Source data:
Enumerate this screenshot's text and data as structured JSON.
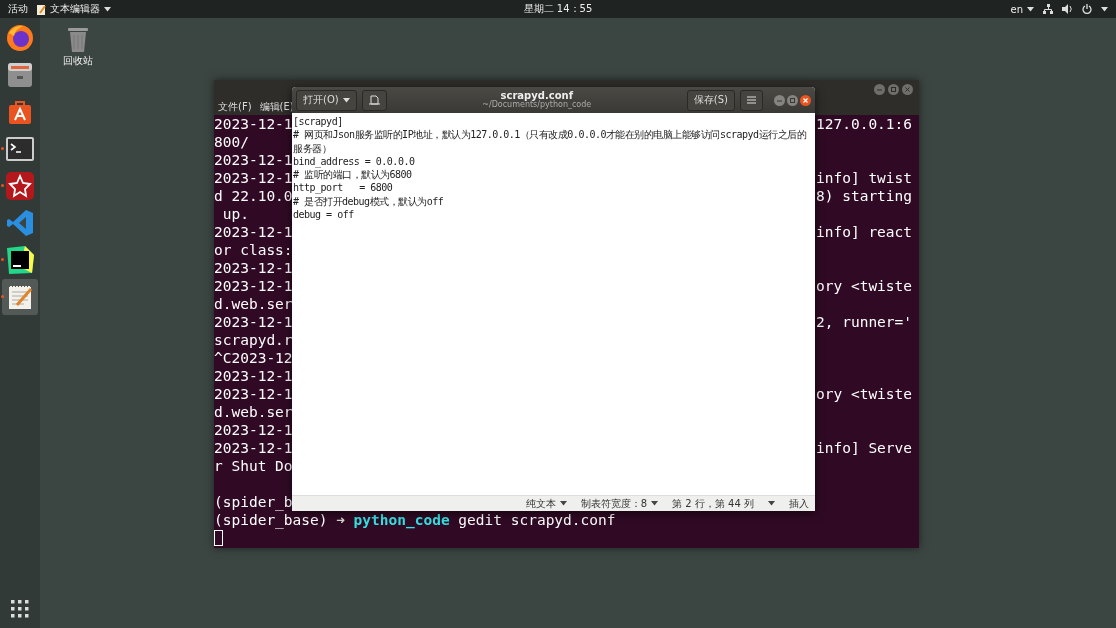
{
  "top_bar": {
    "activities": "活动",
    "app_menu": "文本编辑器",
    "clock": "星期二 14：55",
    "language": "en"
  },
  "dock": {
    "items": [
      {
        "kind": "browser",
        "running": false,
        "selected": false
      },
      {
        "kind": "files",
        "running": false,
        "selected": false
      },
      {
        "kind": "software",
        "running": false,
        "selected": false
      },
      {
        "kind": "terminal",
        "running": true,
        "selected": false
      },
      {
        "kind": "star",
        "running": true,
        "selected": false
      },
      {
        "kind": "code",
        "running": false,
        "selected": false
      },
      {
        "kind": "ide",
        "running": true,
        "selected": false
      },
      {
        "kind": "notepad",
        "running": true,
        "selected": true
      }
    ]
  },
  "desktop_icons": [
    {
      "label": "回收站"
    }
  ],
  "terminal": {
    "menu": [
      "文件(F)",
      "编辑(E)"
    ],
    "lines": [
      {
        "left": "2023-12-1",
        "right": "127.0.0.1:6"
      },
      {
        "left": "800/"
      },
      {
        "left": "2023-12-1"
      },
      {
        "left": "2023-12-1",
        "right": "info] twist"
      },
      {
        "left": "d 22.10.0",
        "right": "8) starting"
      },
      {
        "left": " up."
      },
      {
        "left": "2023-12-1",
        "right": "info] react"
      },
      {
        "left": "or class:"
      },
      {
        "left": "2023-12-1"
      },
      {
        "left": "2023-12-1",
        "right": "ory <twiste"
      },
      {
        "left": "d.web.ser"
      },
      {
        "left": "2023-12-1",
        "right": "2, runner='"
      },
      {
        "left": "scrapyd.r"
      },
      {
        "left": "^C2023-12"
      },
      {
        "left": "2023-12-1"
      },
      {
        "left": "2023-12-1",
        "right": "ory <twiste"
      },
      {
        "left": "d.web.ser"
      },
      {
        "left": "2023-12-1"
      },
      {
        "left": "2023-12-1",
        "right": "info] Serve"
      },
      {
        "left": "r Shut Do"
      },
      {
        "left": "(spider_b",
        "space_before": true
      }
    ],
    "prompt": [
      {
        "kind": "env",
        "text": "(spider_base)"
      },
      {
        "kind": "arrow",
        "text": "➜"
      },
      {
        "kind": "dir",
        "text": "python_code"
      },
      {
        "kind": "command",
        "text": "gedit scrapyd.conf"
      }
    ]
  },
  "editor": {
    "open_button": "打开(O)",
    "title": "scrapyd.conf",
    "subtitle": "~/Documents/python_code",
    "save_button": "保存(S)",
    "lines": [
      "[scrapyd]",
      "# 网页和Json服务监听的IP地址，默认为127.0.0.1（只有改成0.0.0.0才能在别的电脑上能够访问scrapyd运行之后的服务器）",
      "bind_address = 0.0.0.0",
      "# 监听的端口，默认为6800",
      "http_port   = 6800",
      "# 是否打开debug模式，默认为off",
      "debug = off"
    ],
    "status": {
      "language": "纯文本",
      "tab_width": "制表符宽度：8",
      "position": "第 2 行，第 44 列",
      "mode": "插入"
    }
  }
}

*EXERCISE OBJECTIVE*
Take every line that includes the string "kind" and copy it.

*TASK SOLUTION*
        "kind": "browser",
        "kind": "files",
        "kind": "software",
        "kind": "terminal",
        "kind": "star",
        "kind": "code",
        "kind": "ide",
        "kind": "notepad",
        "kind": "env",
        "kind": "arrow",
        "kind": "dir",
        "kind": "command",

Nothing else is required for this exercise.